[Required task] Single out the lines of the material that contain "north" and copy them.

— START OF Exercise inputs —

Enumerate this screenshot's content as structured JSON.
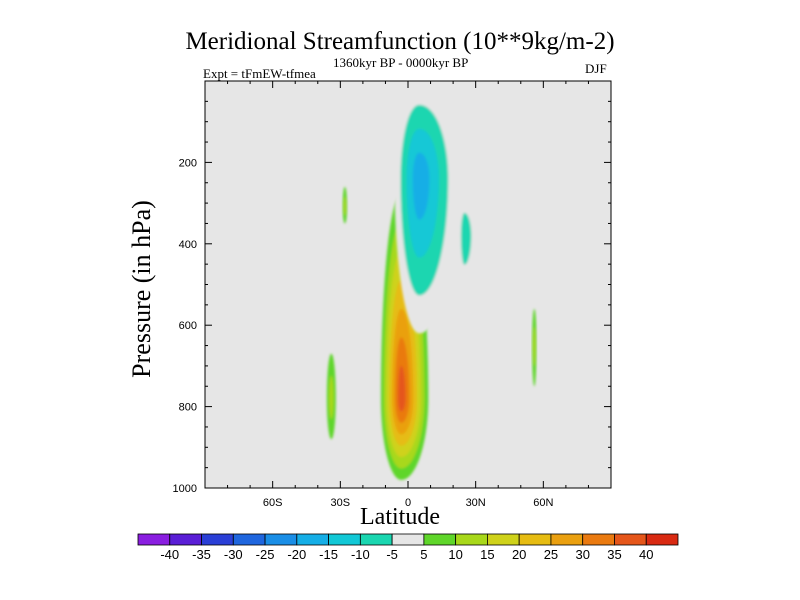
{
  "chart_data": {
    "type": "heatmap",
    "title": "Meridional Streamfunction (10**9kg/m-2)",
    "subtitle_left": "Expt = tFmEW-tfmea",
    "subtitle_center": "1360kyr BP - 0000kyr BP",
    "subtitle_right": "DJF",
    "xlabel": "Latitude",
    "ylabel": "Pressure (in hPa)",
    "xlim": [
      -90,
      90
    ],
    "ylim": [
      1000,
      0
    ],
    "x_ticks": [
      {
        "value": -60,
        "label": "60S"
      },
      {
        "value": -30,
        "label": "30S"
      },
      {
        "value": 0,
        "label": "0"
      },
      {
        "value": 30,
        "label": "30N"
      },
      {
        "value": 60,
        "label": "60N"
      }
    ],
    "y_ticks": [
      {
        "value": 200,
        "label": "200"
      },
      {
        "value": 400,
        "label": "400"
      },
      {
        "value": 600,
        "label": "600"
      },
      {
        "value": 800,
        "label": "800"
      },
      {
        "value": 1000,
        "label": "1000"
      }
    ],
    "colorbar": {
      "labels": [
        "-40",
        "-35",
        "-30",
        "-25",
        "-20",
        "-15",
        "-10",
        "-5",
        "5",
        "10",
        "15",
        "20",
        "25",
        "30",
        "35",
        "40"
      ],
      "colors": [
        "#8a1ee0",
        "#5a1ed6",
        "#2a3fd6",
        "#1f66de",
        "#1a8ee6",
        "#15aee6",
        "#12c8d6",
        "#1ad6b0",
        "#e6e6e6",
        "#5fd62a",
        "#a8d81a",
        "#cfd21a",
        "#e6bc12",
        "#eaa010",
        "#ea7a10",
        "#e5561a",
        "#d92a12"
      ]
    },
    "fields": [
      {
        "name": "positive-cell-equatorial",
        "kind": "positive",
        "peak_value": 35,
        "center_lat": -3,
        "center_p": 780,
        "extent_lat": [
          -12,
          9
        ],
        "extent_p": [
          280,
          980
        ]
      },
      {
        "name": "negative-cell-upper",
        "kind": "negative",
        "peak_value": -20,
        "center_lat": 5,
        "center_p": 240,
        "extent_lat": [
          -6,
          22
        ],
        "extent_p": [
          0,
          620
        ]
      },
      {
        "name": "negative-patch-north-1",
        "kind": "negative",
        "peak_value": -10,
        "center_lat": 25,
        "center_p": 380,
        "extent_lat": [
          22,
          31
        ],
        "extent_p": [
          270,
          520
        ]
      },
      {
        "name": "positive-patch-south-1",
        "kind": "positive",
        "peak_value": 10,
        "center_lat": -34,
        "center_p": 780,
        "extent_lat": [
          -36,
          -32
        ],
        "extent_p": [
          670,
          880
        ]
      },
      {
        "name": "positive-patch-south-2",
        "kind": "positive",
        "peak_value": 10,
        "center_lat": -28,
        "center_p": 310,
        "extent_lat": [
          -29,
          -27
        ],
        "extent_p": [
          260,
          350
        ]
      },
      {
        "name": "positive-patch-north-2",
        "kind": "positive",
        "peak_value": 10,
        "center_lat": 56,
        "center_p": 650,
        "extent_lat": [
          55,
          57
        ],
        "extent_p": [
          560,
          750
        ]
      }
    ]
  }
}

— END OF Exercise inputs —

[Exercise output]
        "name": "negative-patch-north-1",
        "name": "positive-patch-north-2",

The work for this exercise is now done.